Short task: Output all of the entries exactly as written.

Data extract:
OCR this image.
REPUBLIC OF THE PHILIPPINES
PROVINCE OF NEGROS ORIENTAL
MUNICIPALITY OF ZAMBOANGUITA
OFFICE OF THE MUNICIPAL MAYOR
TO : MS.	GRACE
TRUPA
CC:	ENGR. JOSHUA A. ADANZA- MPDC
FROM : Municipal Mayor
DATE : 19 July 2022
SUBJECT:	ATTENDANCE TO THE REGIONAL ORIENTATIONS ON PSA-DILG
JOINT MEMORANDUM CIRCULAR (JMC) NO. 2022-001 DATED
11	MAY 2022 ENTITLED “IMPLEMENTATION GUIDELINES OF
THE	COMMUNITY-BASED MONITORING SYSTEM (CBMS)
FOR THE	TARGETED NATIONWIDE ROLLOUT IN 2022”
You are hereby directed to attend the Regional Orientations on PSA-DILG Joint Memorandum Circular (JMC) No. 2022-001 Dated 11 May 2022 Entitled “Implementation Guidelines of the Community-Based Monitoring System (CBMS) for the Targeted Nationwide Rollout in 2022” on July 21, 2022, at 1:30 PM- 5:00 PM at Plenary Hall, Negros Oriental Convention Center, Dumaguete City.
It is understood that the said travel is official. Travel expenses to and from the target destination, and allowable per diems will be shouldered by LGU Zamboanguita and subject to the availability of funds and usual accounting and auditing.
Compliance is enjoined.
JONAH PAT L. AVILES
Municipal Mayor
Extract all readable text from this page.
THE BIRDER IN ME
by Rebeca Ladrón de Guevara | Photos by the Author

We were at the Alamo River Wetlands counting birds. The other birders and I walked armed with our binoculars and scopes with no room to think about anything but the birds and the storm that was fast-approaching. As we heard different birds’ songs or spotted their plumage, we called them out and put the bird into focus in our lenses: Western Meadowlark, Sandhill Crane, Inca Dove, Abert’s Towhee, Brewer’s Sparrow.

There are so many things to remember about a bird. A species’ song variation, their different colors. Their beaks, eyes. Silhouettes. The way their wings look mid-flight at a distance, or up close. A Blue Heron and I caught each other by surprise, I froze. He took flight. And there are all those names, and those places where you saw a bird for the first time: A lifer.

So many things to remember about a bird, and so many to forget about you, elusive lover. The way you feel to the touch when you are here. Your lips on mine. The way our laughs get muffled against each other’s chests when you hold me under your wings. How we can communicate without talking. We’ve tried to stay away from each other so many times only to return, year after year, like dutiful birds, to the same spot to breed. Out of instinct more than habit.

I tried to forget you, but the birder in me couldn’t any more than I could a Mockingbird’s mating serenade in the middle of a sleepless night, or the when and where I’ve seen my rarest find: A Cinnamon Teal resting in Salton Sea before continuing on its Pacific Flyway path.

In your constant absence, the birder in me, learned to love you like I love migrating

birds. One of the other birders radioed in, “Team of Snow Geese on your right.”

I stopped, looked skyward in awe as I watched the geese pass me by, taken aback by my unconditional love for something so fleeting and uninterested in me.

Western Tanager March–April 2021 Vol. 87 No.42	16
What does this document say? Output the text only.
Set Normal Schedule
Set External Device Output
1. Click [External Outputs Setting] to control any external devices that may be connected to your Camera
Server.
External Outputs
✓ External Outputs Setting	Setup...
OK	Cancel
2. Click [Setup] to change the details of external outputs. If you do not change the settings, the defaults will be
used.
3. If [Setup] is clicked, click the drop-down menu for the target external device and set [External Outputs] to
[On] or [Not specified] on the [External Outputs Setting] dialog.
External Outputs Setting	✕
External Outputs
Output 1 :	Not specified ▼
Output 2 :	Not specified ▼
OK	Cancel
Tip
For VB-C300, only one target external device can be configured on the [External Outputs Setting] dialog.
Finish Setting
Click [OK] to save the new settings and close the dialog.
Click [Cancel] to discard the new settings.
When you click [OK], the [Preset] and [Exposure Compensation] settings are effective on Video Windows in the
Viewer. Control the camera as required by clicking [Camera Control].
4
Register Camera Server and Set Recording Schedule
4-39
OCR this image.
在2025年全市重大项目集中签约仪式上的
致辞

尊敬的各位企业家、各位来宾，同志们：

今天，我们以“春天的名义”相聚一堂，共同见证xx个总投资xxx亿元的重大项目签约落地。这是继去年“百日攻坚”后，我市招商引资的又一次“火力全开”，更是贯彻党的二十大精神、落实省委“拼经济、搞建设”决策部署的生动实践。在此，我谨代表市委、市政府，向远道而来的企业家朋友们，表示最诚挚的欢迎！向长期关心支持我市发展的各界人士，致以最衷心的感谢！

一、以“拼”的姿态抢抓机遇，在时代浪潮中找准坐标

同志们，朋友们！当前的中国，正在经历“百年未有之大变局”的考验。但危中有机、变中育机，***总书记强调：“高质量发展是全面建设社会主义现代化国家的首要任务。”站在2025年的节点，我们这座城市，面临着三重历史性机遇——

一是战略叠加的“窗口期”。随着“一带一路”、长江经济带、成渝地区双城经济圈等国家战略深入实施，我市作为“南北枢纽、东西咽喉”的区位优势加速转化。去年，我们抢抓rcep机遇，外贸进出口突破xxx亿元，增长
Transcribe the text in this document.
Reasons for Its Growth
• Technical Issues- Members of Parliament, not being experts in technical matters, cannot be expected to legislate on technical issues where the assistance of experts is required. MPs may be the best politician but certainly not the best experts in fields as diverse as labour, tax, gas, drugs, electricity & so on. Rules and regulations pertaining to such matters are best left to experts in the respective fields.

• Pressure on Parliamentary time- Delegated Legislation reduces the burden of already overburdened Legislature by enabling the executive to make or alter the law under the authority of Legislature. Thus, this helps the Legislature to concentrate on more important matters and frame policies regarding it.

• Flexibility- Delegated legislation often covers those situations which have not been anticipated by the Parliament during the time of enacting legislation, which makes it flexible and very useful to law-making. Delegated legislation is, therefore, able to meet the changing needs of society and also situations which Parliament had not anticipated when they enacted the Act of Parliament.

Answer to the problem:
OCR this image.
REPUBLIC OF THE PHILIPPINES
PROVINCE OF NEGROS ORIENTAL
MUNICIPALITY OF ZAMBOANGUITA
OFFICE OF THE MUNICIPAL MAYOR
TO : MS.	GRACE
TRUPA
CC:	ENGR. JOSHUA A. ADANZA- MPDC
FROM : Municipal Mayor
DATE : 19 July 2022
SUBJECT:	ATTENDANCE TO THE REGIONAL ORIENTATIONS ON PSA-DILG
JOINT MEMORANDUM CIRCULAR (JMC) NO. 2022-001 DATED
11	MAY 2022 ENTITLED “IMPLEMENTATION GUIDELINES OF
THE	COMMUNITY-BASED MONITORING SYSTEM (CBMS)
FOR THE	TARGETED NATIONWIDE ROLLOUT IN 2022”
You are hereby directed to attend the Regional Orientations on PSA-DILG Joint Memorandum Circular (JMC) No. 2022-001 Dated 11 May 2022 Entitled “Implementation Guidelines of the Community-Based Monitoring System (CBMS) for the Targeted Nationwide Rollout in 2022” on July 21, 2022, at 1:30 PM- 5:00 PM at Plenary Hall, Negros Oriental Convention Center, Dumaguete City.
It is understood that the said travel is official. Travel expenses to and from the target destination, and allowable per diems will be shouldered by LGU Zamboanguita and subject to the availability of funds and usual accounting and auditing.
Compliance is enjoined.
JONAH PAT L. AVILES
Municipal Mayor
Extract all readable text from this page.
THE BIRDER IN ME
by Rebeca Ladrón de Guevara | Photos by the Author

We were at the Alamo River Wetlands counting birds. The other birders and I walked armed with our binoculars and scopes with no room to think about anything but the birds and the storm that was fast-approaching. As we heard different birds’ songs or spotted their plumage, we called them out and put the bird into focus in our lenses: Western Meadowlark, Sandhill Crane, Inca Dove, Abert’s Towhee, Brewer’s Sparrow.

There are so many things to remember about a bird. A species’ song variation, their different colors. Their beaks, eyes. Silhouettes. The way their wings look mid-flight at a distance, or up close. A Blue Heron and I caught each other by surprise, I froze. He took flight. And there are all those names, and those places where you saw a bird for the first time: A lifer.

So many things to remember about a bird, and so many to forget about you, elusive lover. The way you feel to the touch when you are here. Your lips on mine. The way our laughs get muffled against each other’s chests when you hold me under your wings. How we can communicate without talking. We’ve tried to stay away from each other so many times only to return, year after year, like dutiful birds, to the same spot to breed. Out of instinct more than habit.

I tried to forget you, but the birder in me couldn’t any more than I could a Mockingbird’s mating serenade in the middle of a sleepless night, or the when and where I’ve seen my rarest find: A Cinnamon Teal resting in Salton Sea before continuing on its Pacific Flyway path.

In your constant absence, the birder in me, learned to love you like I love migrating

birds. One of the other birders radioed in, “Team of Snow Geese on your right.”

I stopped, looked skyward in awe as I watched the geese pass me by, taken aback by my unconditional love for something so fleeting and uninterested in me.

Western Tanager March–April 2021 Vol. 87 No.42	16
What does this document say? Output the text only.
Set Normal Schedule
Set External Device Output
1. Click [External Outputs Setting] to control any external devices that may be connected to your Camera
Server.
External Outputs
✓ External Outputs Setting	Setup...
OK	Cancel
2. Click [Setup] to change the details of external outputs. If you do not change the settings, the defaults will be
used.
3. If [Setup] is clicked, click the drop-down menu for the target external device and set [External Outputs] to
[On] or [Not specified] on the [External Outputs Setting] dialog.
External Outputs Setting	✕
External Outputs
Output 1 :	Not specified ▼
Output 2 :	Not specified ▼
OK	Cancel
Tip
For VB-C300, only one target external device can be configured on the [External Outputs Setting] dialog.
Finish Setting
Click [OK] to save the new settings and close the dialog.
Click [Cancel] to discard the new settings.
When you click [OK], the [Preset] and [Exposure Compensation] settings are effective on Video Windows in the
Viewer. Control the camera as required by clicking [Camera Control].
4
Register Camera Server and Set Recording Schedule
4-39
OCR this image.
在2025年全市重大项目集中签约仪式上的
致辞

尊敬的各位企业家、各位来宾，同志们：

今天，我们以“春天的名义”相聚一堂，共同见证xx个总投资xxx亿元的重大项目签约落地。这是继去年“百日攻坚”后，我市招商引资的又一次“火力全开”，更是贯彻党的二十大精神、落实省委“拼经济、搞建设”决策部署的生动实践。在此，我谨代表市委、市政府，向远道而来的企业家朋友们，表示最诚挚的欢迎！向长期关心支持我市发展的各界人士，致以最衷心的感谢！

一、以“拼”的姿态抢抓机遇，在时代浪潮中找准坐标

同志们，朋友们！当前的中国，正在经历“百年未有之大变局”的考验。但危中有机、变中育机，***总书记强调：“高质量发展是全面建设社会主义现代化国家的首要任务。”站在2025年的节点，我们这座城市，面临着三重历史性机遇——

一是战略叠加的“窗口期”。随着“一带一路”、长江经济带、成渝地区双城经济圈等国家战略深入实施，我市作为“南北枢纽、东西咽喉”的区位优势加速转化。去年，我们抢抓rcep机遇，外贸进出口突破xxx亿元，增长
Transcribe the text in this document.
Reasons for Its Growth
• Technical Issues- Members of Parliament, not being experts in technical matters, cannot be expected to legislate on technical issues where the assistance of experts is required. MPs may be the best politician but certainly not the best experts in fields as diverse as labour, tax, gas, drugs, electricity & so on. Rules and regulations pertaining to such matters are best left to experts in the respective fields.

• Pressure on Parliamentary time- Delegated Legislation reduces the burden of already overburdened Legislature by enabling the executive to make or alter the law under the authority of Legislature. Thus, this helps the Legislature to concentrate on more important matters and frame policies regarding it.

• Flexibility- Delegated legislation often covers those situations which have not been anticipated by the Parliament during the time of enacting legislation, which makes it flexible and very useful to law-making. Delegated legislation is, therefore, able to meet the changing needs of society and also situations which Parliament had not anticipated when they enacted the Act of Parliament.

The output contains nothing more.